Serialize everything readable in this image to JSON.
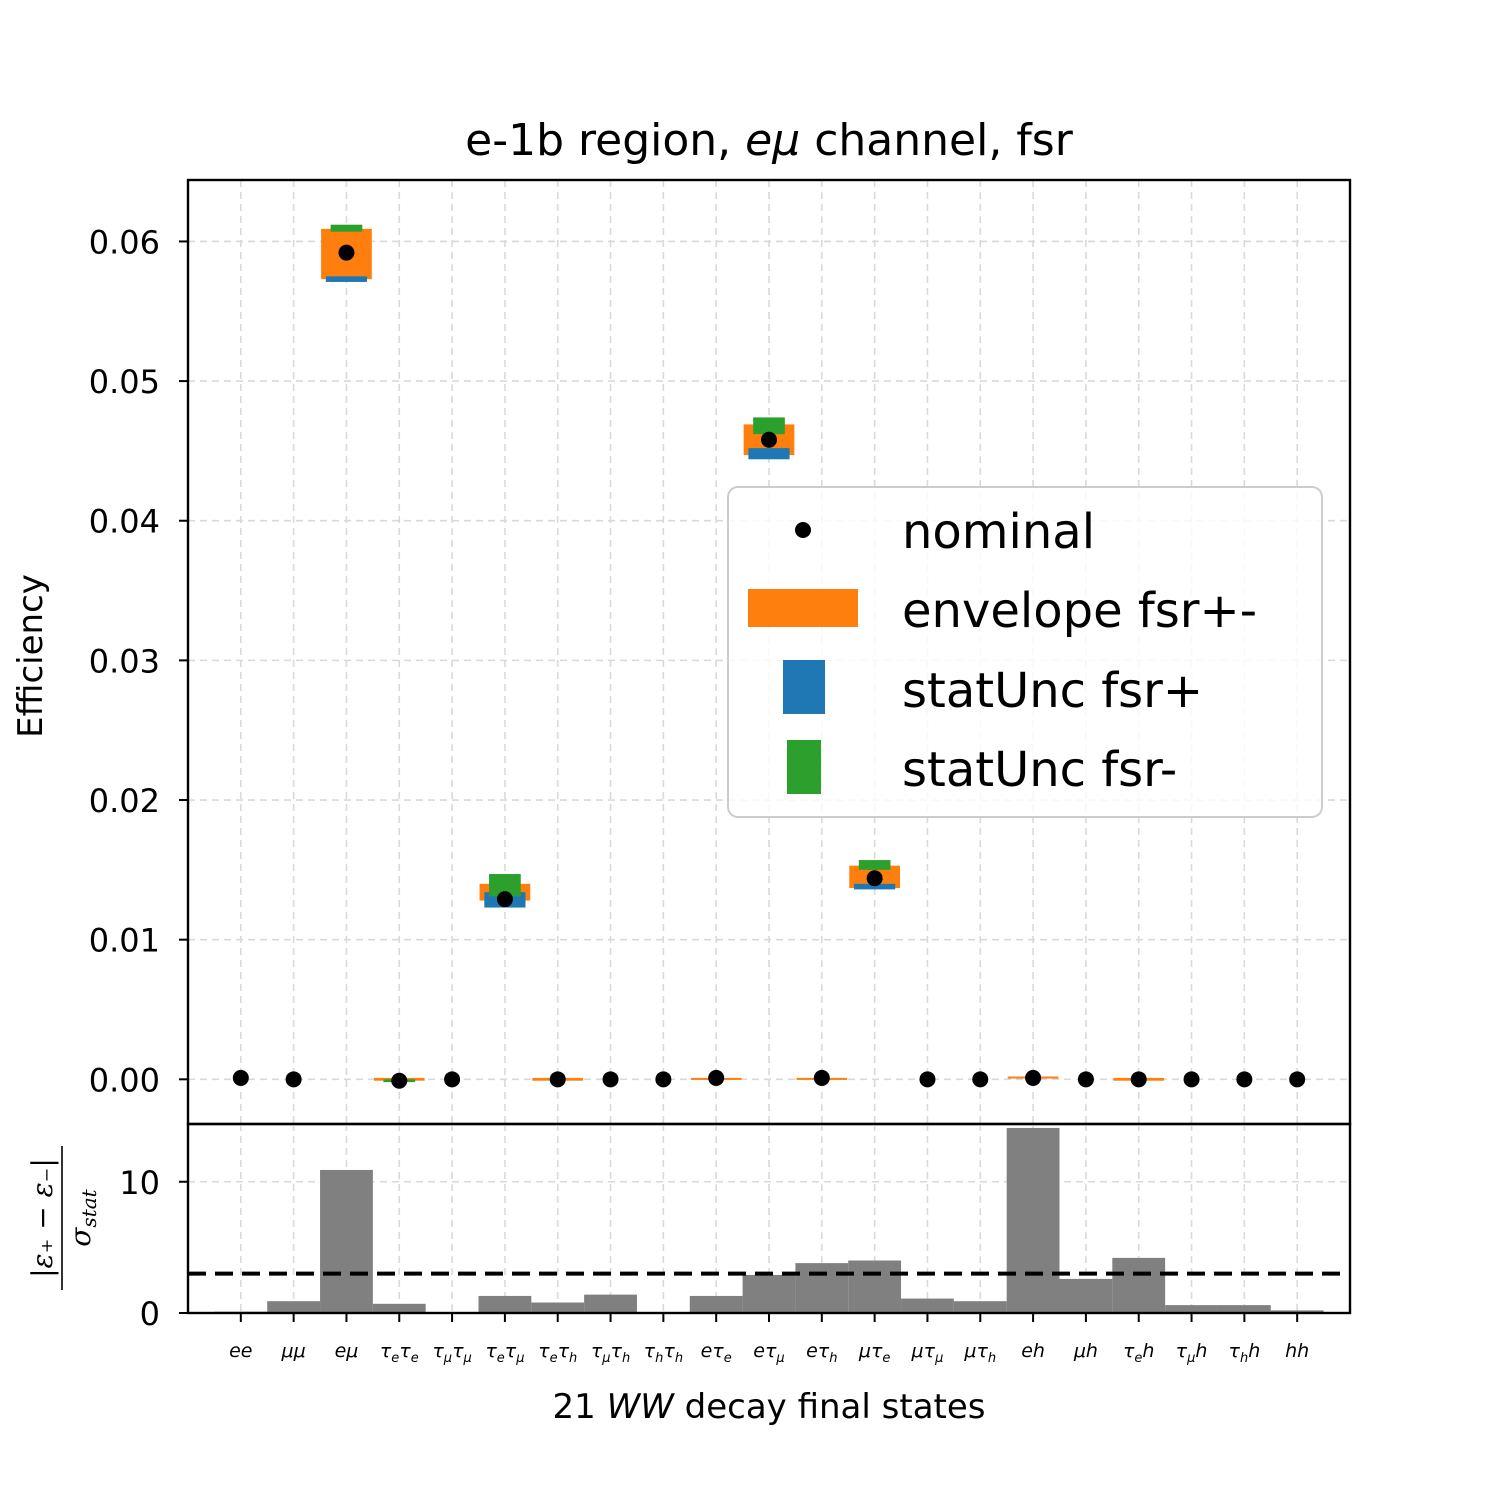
{
  "chart_data": [
    {
      "type": "scatter",
      "title_parts": [
        {
          "text": "e-1b region, ",
          "italic": false
        },
        {
          "text": "eμ",
          "italic": true
        },
        {
          "text": " channel, fsr",
          "italic": false
        }
      ],
      "ylabel": "Efficiency",
      "ylim": [
        -0.0032,
        0.0644
      ],
      "yticks": [
        "0.00",
        "0.01",
        "0.02",
        "0.03",
        "0.04",
        "0.05",
        "0.06"
      ],
      "grid": true,
      "legend_position": "center-right",
      "legend": [
        "nominal",
        "envelope fsr+-",
        "statUnc fsr+",
        "statUnc fsr-"
      ],
      "colors": {
        "nominal": "#000000",
        "envelope": "#ff7f0e",
        "stat_plus": "#1f77b4",
        "stat_minus": "#2ca02c"
      },
      "categories": [
        [
          {
            "t": "ee"
          }
        ],
        [
          {
            "t": "μμ"
          }
        ],
        [
          {
            "t": "eμ"
          }
        ],
        [
          {
            "t": "τ"
          },
          {
            "t": "e",
            "sub": true
          },
          {
            "t": "τ"
          },
          {
            "t": "e",
            "sub": true
          }
        ],
        [
          {
            "t": "τ"
          },
          {
            "t": "μ",
            "sub": true
          },
          {
            "t": "τ"
          },
          {
            "t": "μ",
            "sub": true
          }
        ],
        [
          {
            "t": "τ"
          },
          {
            "t": "e",
            "sub": true
          },
          {
            "t": "τ"
          },
          {
            "t": "μ",
            "sub": true
          }
        ],
        [
          {
            "t": "τ"
          },
          {
            "t": "e",
            "sub": true
          },
          {
            "t": "τ"
          },
          {
            "t": "h",
            "sub": true
          }
        ],
        [
          {
            "t": "τ"
          },
          {
            "t": "μ",
            "sub": true
          },
          {
            "t": "τ"
          },
          {
            "t": "h",
            "sub": true
          }
        ],
        [
          {
            "t": "τ"
          },
          {
            "t": "h",
            "sub": true
          },
          {
            "t": "τ"
          },
          {
            "t": "h",
            "sub": true
          }
        ],
        [
          {
            "t": "eτ"
          },
          {
            "t": "e",
            "sub": true
          }
        ],
        [
          {
            "t": "eτ"
          },
          {
            "t": "μ",
            "sub": true
          }
        ],
        [
          {
            "t": "eτ"
          },
          {
            "t": "h",
            "sub": true
          }
        ],
        [
          {
            "t": "μτ"
          },
          {
            "t": "e",
            "sub": true
          }
        ],
        [
          {
            "t": "μτ"
          },
          {
            "t": "μ",
            "sub": true
          }
        ],
        [
          {
            "t": "μτ"
          },
          {
            "t": "h",
            "sub": true
          }
        ],
        [
          {
            "t": "eh"
          }
        ],
        [
          {
            "t": "μh"
          }
        ],
        [
          {
            "t": "τ"
          },
          {
            "t": "e",
            "sub": true
          },
          {
            "t": "h"
          }
        ],
        [
          {
            "t": "τ"
          },
          {
            "t": "μ",
            "sub": true
          },
          {
            "t": "h"
          }
        ],
        [
          {
            "t": "τ"
          },
          {
            "t": "h",
            "sub": true
          },
          {
            "t": "h"
          }
        ],
        [
          {
            "t": "hh"
          }
        ]
      ],
      "series": [
        {
          "name": "nominal",
          "values": [
            0.0001,
            0.0,
            0.0592,
            -0.0001,
            0.0,
            0.0129,
            0.0,
            0.0,
            0.0,
            0.0001,
            0.0458,
            0.0001,
            0.0144,
            0.0,
            0.0,
            0.0001,
            0.0,
            0.0,
            0.0,
            0.0,
            0.0
          ]
        },
        {
          "name": "envelope fsr+-",
          "low": [
            0.0,
            0.0,
            0.0573,
            -0.0001,
            0.0,
            0.0128,
            -0.0001,
            0.0,
            0.0,
            0.0,
            0.0447,
            0.0,
            0.0137,
            0.0,
            0.0,
            0.0001,
            0.0,
            -0.0001,
            0.0,
            0.0,
            0.0
          ],
          "high": [
            0.0,
            0.0,
            0.0609,
            0.0001,
            0.0,
            0.014,
            0.0001,
            0.0,
            0.0,
            0.0001,
            0.0469,
            0.0001,
            0.0153,
            0.0,
            0.0,
            0.0002,
            0.0,
            0.0001,
            0.0,
            0.0,
            0.0
          ]
        },
        {
          "name": "statUnc fsr+",
          "low": [
            0.0,
            0.0,
            0.0571,
            0.0,
            0.0,
            0.0123,
            0.0,
            0.0,
            0.0,
            0.0,
            0.0444,
            0.0,
            0.0136,
            0.0,
            0.0,
            0.0,
            0.0,
            0.0,
            0.0,
            0.0,
            0.0
          ],
          "high": [
            0.0,
            0.0,
            0.0575,
            0.0,
            0.0,
            0.0134,
            0.0,
            0.0,
            0.0,
            0.0,
            0.0452,
            0.0,
            0.014,
            0.0,
            0.0,
            0.0,
            0.0,
            0.0,
            0.0,
            0.0,
            0.0
          ]
        },
        {
          "name": "statUnc fsr-",
          "low": [
            0.0,
            0.0,
            0.0607,
            -0.0002,
            0.0,
            0.0131,
            0.0,
            0.0,
            0.0,
            0.0,
            0.0462,
            0.0,
            0.015,
            0.0,
            0.0,
            0.0,
            0.0,
            0.0,
            0.0,
            0.0,
            0.0
          ],
          "high": [
            0.0,
            0.0,
            0.0612,
            0.0,
            0.0,
            0.0147,
            0.0,
            0.0,
            0.0,
            0.0,
            0.0474,
            0.0,
            0.0157,
            0.0,
            0.0,
            0.0,
            0.0,
            0.0,
            0.0,
            0.0,
            0.0
          ]
        }
      ]
    },
    {
      "type": "bar",
      "ylabel_parts": {
        "num": "|ε₊ − ε₋|",
        "den_main": "σ",
        "den_sub": "stat"
      },
      "ylim": [
        0,
        14.4
      ],
      "yticks": [
        "0",
        "10"
      ],
      "ytick_values": [
        0,
        10
      ],
      "reference_line": 3,
      "bar_color": "#808080",
      "values": [
        0.1,
        0.9,
        10.9,
        0.7,
        0.0,
        1.3,
        0.8,
        1.4,
        0.0,
        1.3,
        2.9,
        3.8,
        4.0,
        1.1,
        0.9,
        14.1,
        2.6,
        4.2,
        0.6,
        0.6,
        0.2
      ]
    }
  ],
  "xlabel_parts": [
    {
      "text": "21 ",
      "italic": false
    },
    {
      "text": "WW",
      "italic": true
    },
    {
      "text": " decay final states",
      "italic": false
    }
  ]
}
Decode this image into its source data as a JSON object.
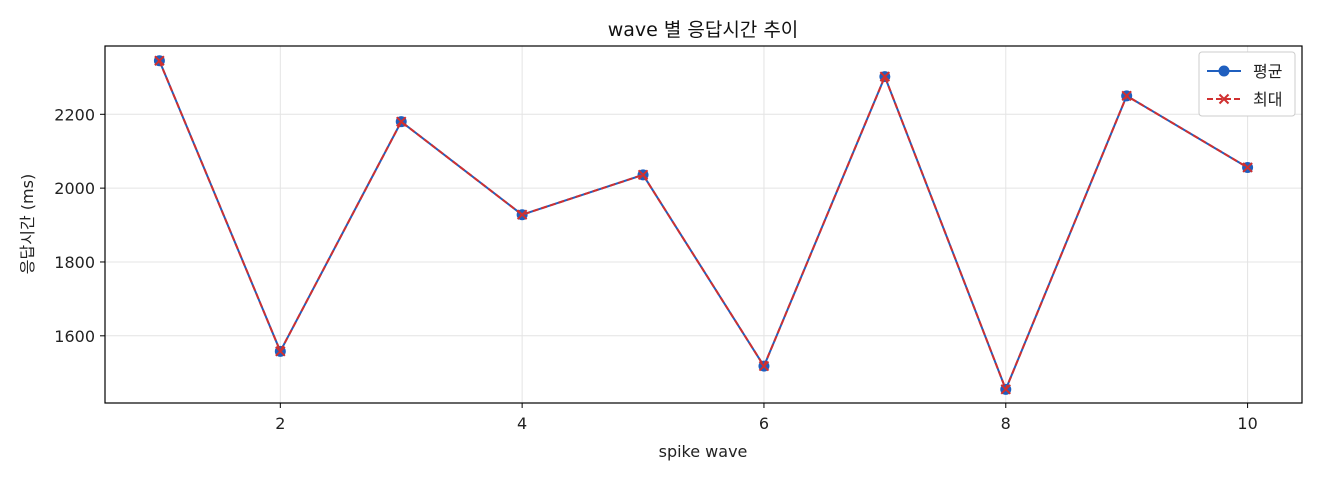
{
  "chart_data": {
    "type": "line",
    "title": "wave 별 응답시간 추이",
    "xlabel": "spike wave",
    "ylabel": "응답시간 (ms)",
    "x": [
      1,
      2,
      3,
      4,
      5,
      6,
      7,
      8,
      9,
      10
    ],
    "x_ticks": [
      2,
      4,
      6,
      8,
      10
    ],
    "y_ticks": [
      1600,
      1800,
      2000,
      2200
    ],
    "xlim": [
      0.55,
      10.45
    ],
    "ylim": [
      1418,
      2385
    ],
    "grid": true,
    "legend_position": "top-right",
    "series": [
      {
        "name": "평균",
        "values": [
          2345,
          1558,
          2180,
          1928,
          2036,
          1518,
          2302,
          1455,
          2250,
          2056
        ],
        "color": "#1f5fbf",
        "line_style": "solid",
        "marker": "circle"
      },
      {
        "name": "최대",
        "values": [
          2345,
          1558,
          2180,
          1928,
          2036,
          1518,
          2302,
          1455,
          2250,
          2056
        ],
        "color": "#d03030",
        "line_style": "dashed",
        "marker": "x"
      }
    ]
  }
}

Exercise requirements: Would you return the data exactly as written, without the pictures?

Problem solution:
Serialize everything readable in this image to JSON.
{
  "chart_data": [
    {
      "type": "scatter",
      "title_parts": [
        {
          "text": "e-1b region, ",
          "italic": false
        },
        {
          "text": "eμ",
          "italic": true
        },
        {
          "text": " channel, fsr",
          "italic": false
        }
      ],
      "ylabel": "Efficiency",
      "ylim": [
        -0.0032,
        0.0644
      ],
      "yticks": [
        "0.00",
        "0.01",
        "0.02",
        "0.03",
        "0.04",
        "0.05",
        "0.06"
      ],
      "grid": true,
      "legend_position": "center-right",
      "legend": [
        "nominal",
        "envelope fsr+-",
        "statUnc fsr+",
        "statUnc fsr-"
      ],
      "colors": {
        "nominal": "#000000",
        "envelope": "#ff7f0e",
        "stat_plus": "#1f77b4",
        "stat_minus": "#2ca02c"
      },
      "categories": [
        [
          {
            "t": "ee"
          }
        ],
        [
          {
            "t": "μμ"
          }
        ],
        [
          {
            "t": "eμ"
          }
        ],
        [
          {
            "t": "τ"
          },
          {
            "t": "e",
            "sub": true
          },
          {
            "t": "τ"
          },
          {
            "t": "e",
            "sub": true
          }
        ],
        [
          {
            "t": "τ"
          },
          {
            "t": "μ",
            "sub": true
          },
          {
            "t": "τ"
          },
          {
            "t": "μ",
            "sub": true
          }
        ],
        [
          {
            "t": "τ"
          },
          {
            "t": "e",
            "sub": true
          },
          {
            "t": "τ"
          },
          {
            "t": "μ",
            "sub": true
          }
        ],
        [
          {
            "t": "τ"
          },
          {
            "t": "e",
            "sub": true
          },
          {
            "t": "τ"
          },
          {
            "t": "h",
            "sub": true
          }
        ],
        [
          {
            "t": "τ"
          },
          {
            "t": "μ",
            "sub": true
          },
          {
            "t": "τ"
          },
          {
            "t": "h",
            "sub": true
          }
        ],
        [
          {
            "t": "τ"
          },
          {
            "t": "h",
            "sub": true
          },
          {
            "t": "τ"
          },
          {
            "t": "h",
            "sub": true
          }
        ],
        [
          {
            "t": "eτ"
          },
          {
            "t": "e",
            "sub": true
          }
        ],
        [
          {
            "t": "eτ"
          },
          {
            "t": "μ",
            "sub": true
          }
        ],
        [
          {
            "t": "eτ"
          },
          {
            "t": "h",
            "sub": true
          }
        ],
        [
          {
            "t": "μτ"
          },
          {
            "t": "e",
            "sub": true
          }
        ],
        [
          {
            "t": "μτ"
          },
          {
            "t": "μ",
            "sub": true
          }
        ],
        [
          {
            "t": "μτ"
          },
          {
            "t": "h",
            "sub": true
          }
        ],
        [
          {
            "t": "eh"
          }
        ],
        [
          {
            "t": "μh"
          }
        ],
        [
          {
            "t": "τ"
          },
          {
            "t": "e",
            "sub": true
          },
          {
            "t": "h"
          }
        ],
        [
          {
            "t": "τ"
          },
          {
            "t": "μ",
            "sub": true
          },
          {
            "t": "h"
          }
        ],
        [
          {
            "t": "τ"
          },
          {
            "t": "h",
            "sub": true
          },
          {
            "t": "h"
          }
        ],
        [
          {
            "t": "hh"
          }
        ]
      ],
      "series": [
        {
          "name": "nominal",
          "values": [
            0.0001,
            0.0,
            0.0592,
            -0.0001,
            0.0,
            0.0129,
            0.0,
            0.0,
            0.0,
            0.0001,
            0.0458,
            0.0001,
            0.0144,
            0.0,
            0.0,
            0.0001,
            0.0,
            0.0,
            0.0,
            0.0,
            0.0
          ]
        },
        {
          "name": "envelope fsr+-",
          "low": [
            0.0,
            0.0,
            0.0573,
            -0.0001,
            0.0,
            0.0128,
            -0.0001,
            0.0,
            0.0,
            0.0,
            0.0447,
            0.0,
            0.0137,
            0.0,
            0.0,
            0.0001,
            0.0,
            -0.0001,
            0.0,
            0.0,
            0.0
          ],
          "high": [
            0.0,
            0.0,
            0.0609,
            0.0001,
            0.0,
            0.014,
            0.0001,
            0.0,
            0.0,
            0.0001,
            0.0469,
            0.0001,
            0.0153,
            0.0,
            0.0,
            0.0002,
            0.0,
            0.0001,
            0.0,
            0.0,
            0.0
          ]
        },
        {
          "name": "statUnc fsr+",
          "low": [
            0.0,
            0.0,
            0.0571,
            0.0,
            0.0,
            0.0123,
            0.0,
            0.0,
            0.0,
            0.0,
            0.0444,
            0.0,
            0.0136,
            0.0,
            0.0,
            0.0,
            0.0,
            0.0,
            0.0,
            0.0,
            0.0
          ],
          "high": [
            0.0,
            0.0,
            0.0575,
            0.0,
            0.0,
            0.0134,
            0.0,
            0.0,
            0.0,
            0.0,
            0.0452,
            0.0,
            0.014,
            0.0,
            0.0,
            0.0,
            0.0,
            0.0,
            0.0,
            0.0,
            0.0
          ]
        },
        {
          "name": "statUnc fsr-",
          "low": [
            0.0,
            0.0,
            0.0607,
            -0.0002,
            0.0,
            0.0131,
            0.0,
            0.0,
            0.0,
            0.0,
            0.0462,
            0.0,
            0.015,
            0.0,
            0.0,
            0.0,
            0.0,
            0.0,
            0.0,
            0.0,
            0.0
          ],
          "high": [
            0.0,
            0.0,
            0.0612,
            0.0,
            0.0,
            0.0147,
            0.0,
            0.0,
            0.0,
            0.0,
            0.0474,
            0.0,
            0.0157,
            0.0,
            0.0,
            0.0,
            0.0,
            0.0,
            0.0,
            0.0,
            0.0
          ]
        }
      ]
    },
    {
      "type": "bar",
      "ylabel_parts": {
        "num": "|ε₊ − ε₋|",
        "den_main": "σ",
        "den_sub": "stat"
      },
      "ylim": [
        0,
        14.4
      ],
      "yticks": [
        "0",
        "10"
      ],
      "ytick_values": [
        0,
        10
      ],
      "reference_line": 3,
      "bar_color": "#808080",
      "values": [
        0.1,
        0.9,
        10.9,
        0.7,
        0.0,
        1.3,
        0.8,
        1.4,
        0.0,
        1.3,
        2.9,
        3.8,
        4.0,
        1.1,
        0.9,
        14.1,
        2.6,
        4.2,
        0.6,
        0.6,
        0.2
      ]
    }
  ],
  "xlabel_parts": [
    {
      "text": "21 ",
      "italic": false
    },
    {
      "text": "WW",
      "italic": true
    },
    {
      "text": " decay final states",
      "italic": false
    }
  ]
}
Decode this image into its source data as a JSON object.
{
  "chart_data": {
    "type": "line",
    "title": "wave 별 응답시간 추이",
    "xlabel": "spike wave",
    "ylabel": "응답시간 (ms)",
    "x": [
      1,
      2,
      3,
      4,
      5,
      6,
      7,
      8,
      9,
      10
    ],
    "x_ticks": [
      2,
      4,
      6,
      8,
      10
    ],
    "y_ticks": [
      1600,
      1800,
      2000,
      2200
    ],
    "xlim": [
      0.55,
      10.45
    ],
    "ylim": [
      1418,
      2385
    ],
    "grid": true,
    "legend_position": "top-right",
    "series": [
      {
        "name": "평균",
        "values": [
          2345,
          1558,
          2180,
          1928,
          2036,
          1518,
          2302,
          1455,
          2250,
          2056
        ],
        "color": "#1f5fbf",
        "line_style": "solid",
        "marker": "circle"
      },
      {
        "name": "최대",
        "values": [
          2345,
          1558,
          2180,
          1928,
          2036,
          1518,
          2302,
          1455,
          2250,
          2056
        ],
        "color": "#d03030",
        "line_style": "dashed",
        "marker": "x"
      }
    ]
  }
}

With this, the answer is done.